++++ LISTED RECORDS

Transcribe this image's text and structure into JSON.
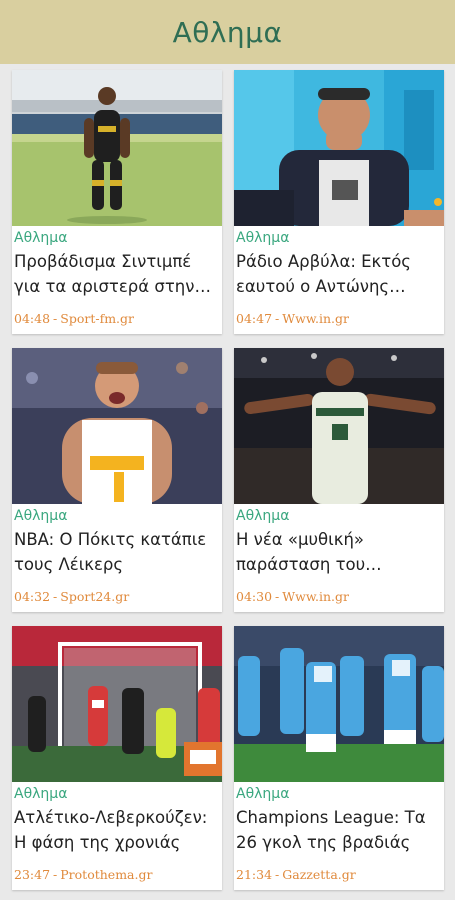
{
  "appbar": {
    "title": "Αθλημα"
  },
  "articles": [
    {
      "category": "Αθλημα",
      "headline": "Προβάδισμα Σιντιμπέ για τα αριστερά στην ΑΕΚ",
      "time": "04:48",
      "source": "Sport-fm.gr",
      "image": "soccer-player-photo"
    },
    {
      "category": "Αθλημα",
      "headline": "Ράδιο Αρβύλα: Εκτός εαυτού ο Αντώνης Κανάκης",
      "time": "04:47",
      "source": "Www.in.gr",
      "image": "tv-host-photo"
    },
    {
      "category": "Αθλημα",
      "headline": "NBA: Ο Πόκιτς κατάπιε τους Λέικερς",
      "time": "04:32",
      "source": "Sport24.gr",
      "image": "basketball-player-photo"
    },
    {
      "category": "Αθλημα",
      "headline": "Η νέα «μυθική» παράσταση του Αντετοκούνμπο",
      "time": "04:30",
      "source": "Www.in.gr",
      "image": "bucks-player-photo"
    },
    {
      "category": "Αθλημα",
      "headline": "Ατλέτικο-Λεβερκούζεν: Η φάση της χρονιάς",
      "time": "23:47",
      "source": "Protothema.gr",
      "image": "goalmouth-action-photo"
    },
    {
      "category": "Αθλημα",
      "headline": "Champions League: Τα 26 γκολ της βραδιάς",
      "time": "21:34",
      "source": "Gazzetta.gr",
      "image": "napoli-celebration-photo"
    }
  ]
}
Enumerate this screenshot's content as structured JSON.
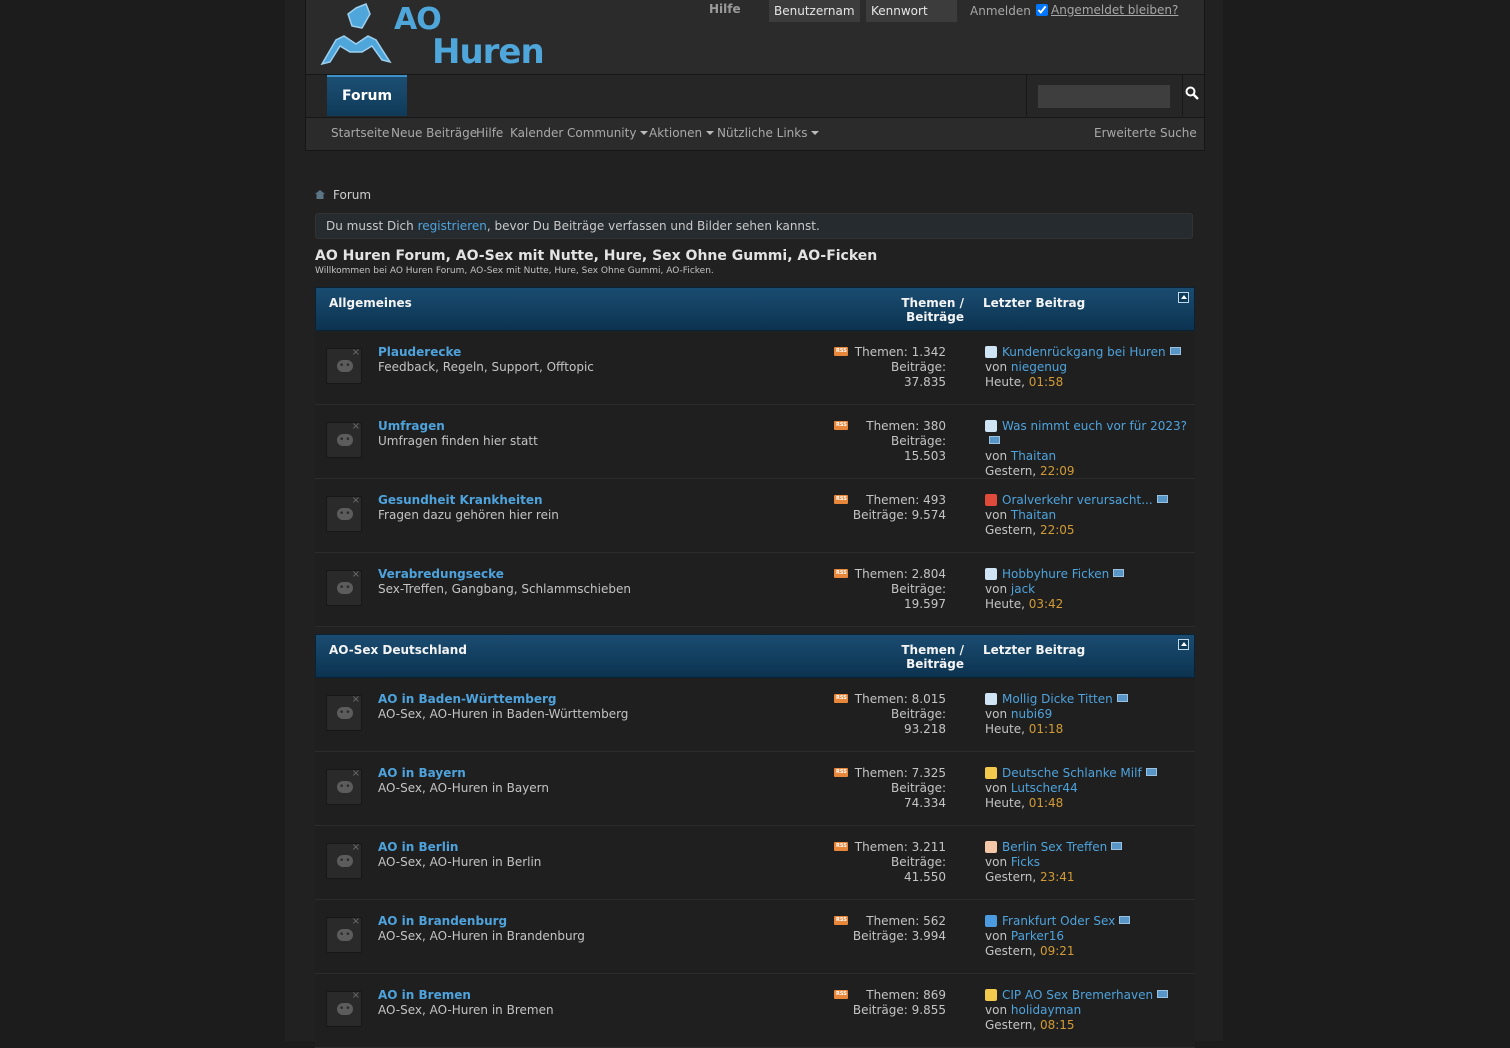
{
  "header": {
    "logo": {
      "line1": "AO",
      "line2": "Huren"
    },
    "login": {
      "help": "Hilfe",
      "username_value": "Benutzername",
      "password_value": "Kennwort",
      "login_button": "Anmelden",
      "remember": "Angemeldet bleiben?"
    },
    "tabs": [
      {
        "label": "Forum"
      }
    ],
    "search_placeholder": "",
    "subnav": {
      "items": [
        "Startseite",
        "Neue Beiträge",
        "Hilfe",
        "Kalender",
        "Community",
        "Aktionen",
        "Nützliche Links"
      ],
      "advanced_search": "Erweiterte Suche"
    }
  },
  "breadcrumb": {
    "label": "Forum"
  },
  "notice": {
    "before": "Du musst Dich ",
    "link": "registrieren",
    "after": ", bevor Du Beiträge verfassen und Bilder sehen kannst."
  },
  "forum": {
    "title": "AO Huren Forum, AO-Sex mit Nutte, Hure, Sex Ohne Gummi, AO-Ficken",
    "description": "Willkommen bei AO Huren Forum, AO-Sex mit Nutte, Hure, Sex Ohne Gummi, AO-Ficken."
  },
  "colors": {
    "accent": "#4ea3dd",
    "time": "#d29b35",
    "header_blue": "#1a4c71",
    "rss": "#e8863a"
  },
  "categories": [
    {
      "name": "Allgemeines",
      "col_threads": "Themen / Beiträge",
      "col_last": "Letzter Beitrag",
      "forums": [
        {
          "name": "Plauderecke",
          "desc": "Feedback, Regeln, Support, Offtopic",
          "stats1": "Themen: 1.342",
          "stats2": "Beiträge:",
          "stats3": "37.835",
          "icon": "document-icon",
          "last_title": "Kundenrückgang bei Huren",
          "by": "von ",
          "user": "niegenug",
          "day": "Heute, ",
          "time": "01:58"
        },
        {
          "name": "Umfragen",
          "desc": "Umfragen finden hier statt",
          "stats1": "Themen: 380",
          "stats2": "Beiträge:",
          "stats3": "15.503",
          "icon": "document-icon",
          "last_title": "Was nimmt euch vor für 2023?",
          "by": "von ",
          "user": "Thaitan",
          "day": "Gestern, ",
          "time": "22:09"
        },
        {
          "name": "Gesundheit Krankheiten",
          "desc": "Fragen dazu gehören hier rein",
          "stats1": "Themen: 493",
          "stats2": "Beiträge: 9.574",
          "stats3": "",
          "icon": "exclamation-icon",
          "last_title": "Oralverkehr verursacht...",
          "by": "von ",
          "user": "Thaitan",
          "day": "Gestern, ",
          "time": "22:05"
        },
        {
          "name": "Verabredungsecke",
          "desc": "Sex-Treffen, Gangbang, Schlammschieben",
          "stats1": "Themen: 2.804",
          "stats2": "Beiträge:",
          "stats3": "19.597",
          "icon": "document-icon",
          "last_title": "Hobbyhure Ficken",
          "by": "von ",
          "user": "jack",
          "day": "Heute, ",
          "time": "03:42"
        }
      ]
    },
    {
      "name": "AO-Sex Deutschland",
      "col_threads": "Themen / Beiträge",
      "col_last": "Letzter Beitrag",
      "forums": [
        {
          "name": "AO in Baden-Württemberg",
          "desc": "AO-Sex, AO-Huren in Baden-Württemberg",
          "stats1": "Themen: 8.015",
          "stats2": "Beiträge:",
          "stats3": "93.218",
          "icon": "document-icon",
          "last_title": "Mollig Dicke Titten",
          "by": "von ",
          "user": "nubi69",
          "day": "Heute, ",
          "time": "01:18"
        },
        {
          "name": "AO in Bayern",
          "desc": "AO-Sex, AO-Huren in Bayern",
          "stats1": "Themen: 7.325",
          "stats2": "Beiträge:",
          "stats3": "74.334",
          "icon": "lightbulb-icon",
          "last_title": "Deutsche Schlanke Milf",
          "by": "von ",
          "user": "Lutscher44",
          "day": "Heute, ",
          "time": "01:48"
        },
        {
          "name": "AO in Berlin",
          "desc": "AO-Sex, AO-Huren in Berlin",
          "stats1": "Themen: 3.211",
          "stats2": "Beiträge:",
          "stats3": "41.550",
          "icon": "thumbs-up-icon",
          "last_title": "Berlin Sex Treffen",
          "by": "von ",
          "user": "Ficks",
          "day": "Gestern, ",
          "time": "23:41"
        },
        {
          "name": "AO in Brandenburg",
          "desc": "AO-Sex, AO-Huren in Brandenburg",
          "stats1": "Themen: 562",
          "stats2": "Beiträge: 3.994",
          "stats3": "",
          "icon": "question-icon",
          "last_title": "Frankfurt Oder Sex",
          "by": "von ",
          "user": "Parker16",
          "day": "Gestern, ",
          "time": "09:21"
        },
        {
          "name": "AO in Bremen",
          "desc": "AO-Sex, AO-Huren in Bremen",
          "stats1": "Themen: 869",
          "stats2": "Beiträge: 9.855",
          "stats3": "",
          "icon": "cool-smiley-icon",
          "last_title": "CIP AO Sex Bremerhaven",
          "by": "von ",
          "user": "holidayman",
          "day": "Gestern, ",
          "time": "08:15"
        }
      ]
    }
  ]
}
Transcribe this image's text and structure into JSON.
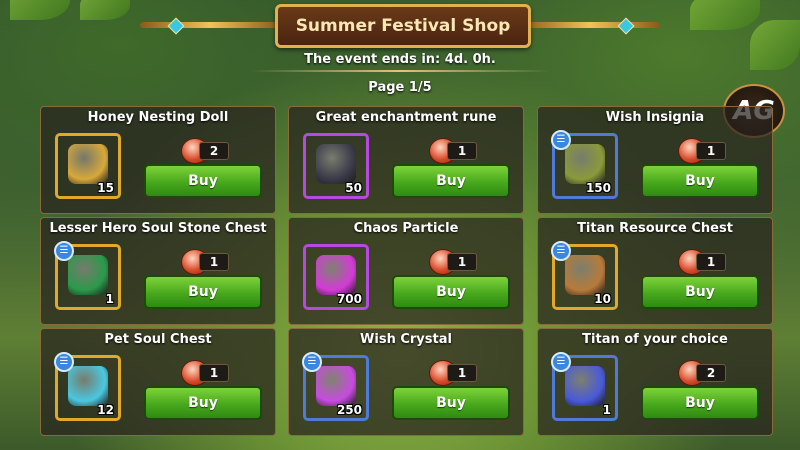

++++++++

[TASK GOAL] Repeat the data exactly in full, omitting its pictures.

[ANSWER IN FULL]
Transcribe this image's text and structure into JSON.
{
  "appbar": {
    "title": "Αθλημα"
  },
  "articles": [
    {
      "category": "Αθλημα",
      "headline": "Προβάδισμα Σιντιμπέ για τα αριστερά στην ΑΕΚ",
      "time": "04:48",
      "source": "Sport-fm.gr",
      "image": "soccer-player-photo"
    },
    {
      "category": "Αθλημα",
      "headline": "Ράδιο Αρβύλα: Εκτός εαυτού ο Αντώνης Κανάκης",
      "time": "04:47",
      "source": "Www.in.gr",
      "image": "tv-host-photo"
    },
    {
      "category": "Αθλημα",
      "headline": "NBA: Ο Πόκιτς κατάπιε τους Λέικερς",
      "time": "04:32",
      "source": "Sport24.gr",
      "image": "basketball-player-photo"
    },
    {
      "category": "Αθλημα",
      "headline": "Η νέα «μυθική» παράσταση του Αντετοκούνμπο",
      "time": "04:30",
      "source": "Www.in.gr",
      "image": "bucks-player-photo"
    },
    {
      "category": "Αθλημα",
      "headline": "Ατλέτικο-Λεβερκούζεν: Η φάση της χρονιάς",
      "time": "23:47",
      "source": "Protothema.gr",
      "image": "goalmouth-action-photo"
    },
    {
      "category": "Αθλημα",
      "headline": "Champions League: Τα 26 γκολ της βραδιάς",
      "time": "21:34",
      "source": "Gazzetta.gr",
      "image": "napoli-celebration-photo"
    }
  ]
}
Enumerate this screenshot's content as structured JSON.
{
  "header": {
    "logo": {
      "line1": "AO",
      "line2": "Huren"
    },
    "login": {
      "help": "Hilfe",
      "username_value": "Benutzername",
      "password_value": "Kennwort",
      "login_button": "Anmelden",
      "remember": "Angemeldet bleiben?"
    },
    "tabs": [
      {
        "label": "Forum"
      }
    ],
    "search_placeholder": "",
    "subnav": {
      "items": [
        "Startseite",
        "Neue Beiträge",
        "Hilfe",
        "Kalender",
        "Community",
        "Aktionen",
        "Nützliche Links"
      ],
      "advanced_search": "Erweiterte Suche"
    }
  },
  "breadcrumb": {
    "label": "Forum"
  },
  "notice": {
    "before": "Du musst Dich ",
    "link": "registrieren",
    "after": ", bevor Du Beiträge verfassen und Bilder sehen kannst."
  },
  "forum": {
    "title": "AO Huren Forum, AO-Sex mit Nutte, Hure, Sex Ohne Gummi, AO-Ficken",
    "description": "Willkommen bei AO Huren Forum, AO-Sex mit Nutte, Hure, Sex Ohne Gummi, AO-Ficken."
  },
  "colors": {
    "accent": "#4ea3dd",
    "time": "#d29b35",
    "header_blue": "#1a4c71",
    "rss": "#e8863a"
  },
  "categories": [
    {
      "name": "Allgemeines",
      "col_threads": "Themen / Beiträge",
      "col_last": "Letzter Beitrag",
      "forums": [
        {
          "name": "Plauderecke",
          "desc": "Feedback, Regeln, Support, Offtopic",
          "stats1": "Themen: 1.342",
          "stats2": "Beiträge:",
          "stats3": "37.835",
          "icon": "document-icon",
          "last_title": "Kundenrückgang bei Huren",
          "by": "von ",
          "user": "niegenug",
          "day": "Heute, ",
          "time": "01:58"
        },
        {
          "name": "Umfragen",
          "desc": "Umfragen finden hier statt",
          "stats1": "Themen: 380",
          "stats2": "Beiträge:",
          "stats3": "15.503",
          "icon": "document-icon",
          "last_title": "Was nimmt euch vor für 2023?",
          "by": "von ",
          "user": "Thaitan",
          "day": "Gestern, ",
          "time": "22:09"
        },
        {
          "name": "Gesundheit Krankheiten",
          "desc": "Fragen dazu gehören hier rein",
          "stats1": "Themen: 493",
          "stats2": "Beiträge: 9.574",
          "stats3": "",
          "icon": "exclamation-icon",
          "last_title": "Oralverkehr verursacht...",
          "by": "von ",
          "user": "Thaitan",
          "day": "Gestern, ",
          "time": "22:05"
        },
        {
          "name": "Verabredungsecke",
          "desc": "Sex-Treffen, Gangbang, Schlammschieben",
          "stats1": "Themen: 2.804",
          "stats2": "Beiträge:",
          "stats3": "19.597",
          "icon": "document-icon",
          "last_title": "Hobbyhure Ficken",
          "by": "von ",
          "user": "jack",
          "day": "Heute, ",
          "time": "03:42"
        }
      ]
    },
    {
      "name": "AO-Sex Deutschland",
      "col_threads": "Themen / Beiträge",
      "col_last": "Letzter Beitrag",
      "forums": [
        {
          "name": "AO in Baden-Württemberg",
          "desc": "AO-Sex, AO-Huren in Baden-Württemberg",
          "stats1": "Themen: 8.015",
          "stats2": "Beiträge:",
          "stats3": "93.218",
          "icon": "document-icon",
          "last_title": "Mollig Dicke Titten",
          "by": "von ",
          "user": "nubi69",
          "day": "Heute, ",
          "time": "01:18"
        },
        {
          "name": "AO in Bayern",
          "desc": "AO-Sex, AO-Huren in Bayern",
          "stats1": "Themen: 7.325",
          "stats2": "Beiträge:",
          "stats3": "74.334",
          "icon": "lightbulb-icon",
          "last_title": "Deutsche Schlanke Milf",
          "by": "von ",
          "user": "Lutscher44",
          "day": "Heute, ",
          "time": "01:48"
        },
        {
          "name": "AO in Berlin",
          "desc": "AO-Sex, AO-Huren in Berlin",
          "stats1": "Themen: 3.211",
          "stats2": "Beiträge:",
          "stats3": "41.550",
          "icon": "thumbs-up-icon",
          "last_title": "Berlin Sex Treffen",
          "by": "von ",
          "user": "Ficks",
          "day": "Gestern, ",
          "time": "23:41"
        },
        {
          "name": "AO in Brandenburg",
          "desc": "AO-Sex, AO-Huren in Brandenburg",
          "stats1": "Themen: 562",
          "stats2": "Beiträge: 3.994",
          "stats3": "",
          "icon": "question-icon",
          "last_title": "Frankfurt Oder Sex",
          "by": "von ",
          "user": "Parker16",
          "day": "Gestern, ",
          "time": "09:21"
        },
        {
          "name": "AO in Bremen",
          "desc": "AO-Sex, AO-Huren in Bremen",
          "stats1": "Themen: 869",
          "stats2": "Beiträge: 9.855",
          "stats3": "",
          "icon": "cool-smiley-icon",
          "last_title": "CIP AO Sex Bremerhaven",
          "by": "von ",
          "user": "holidayman",
          "day": "Gestern, ",
          "time": "08:15"
        }
      ]
    }
  ]
}
Transcribe this image's text and structure into JSON.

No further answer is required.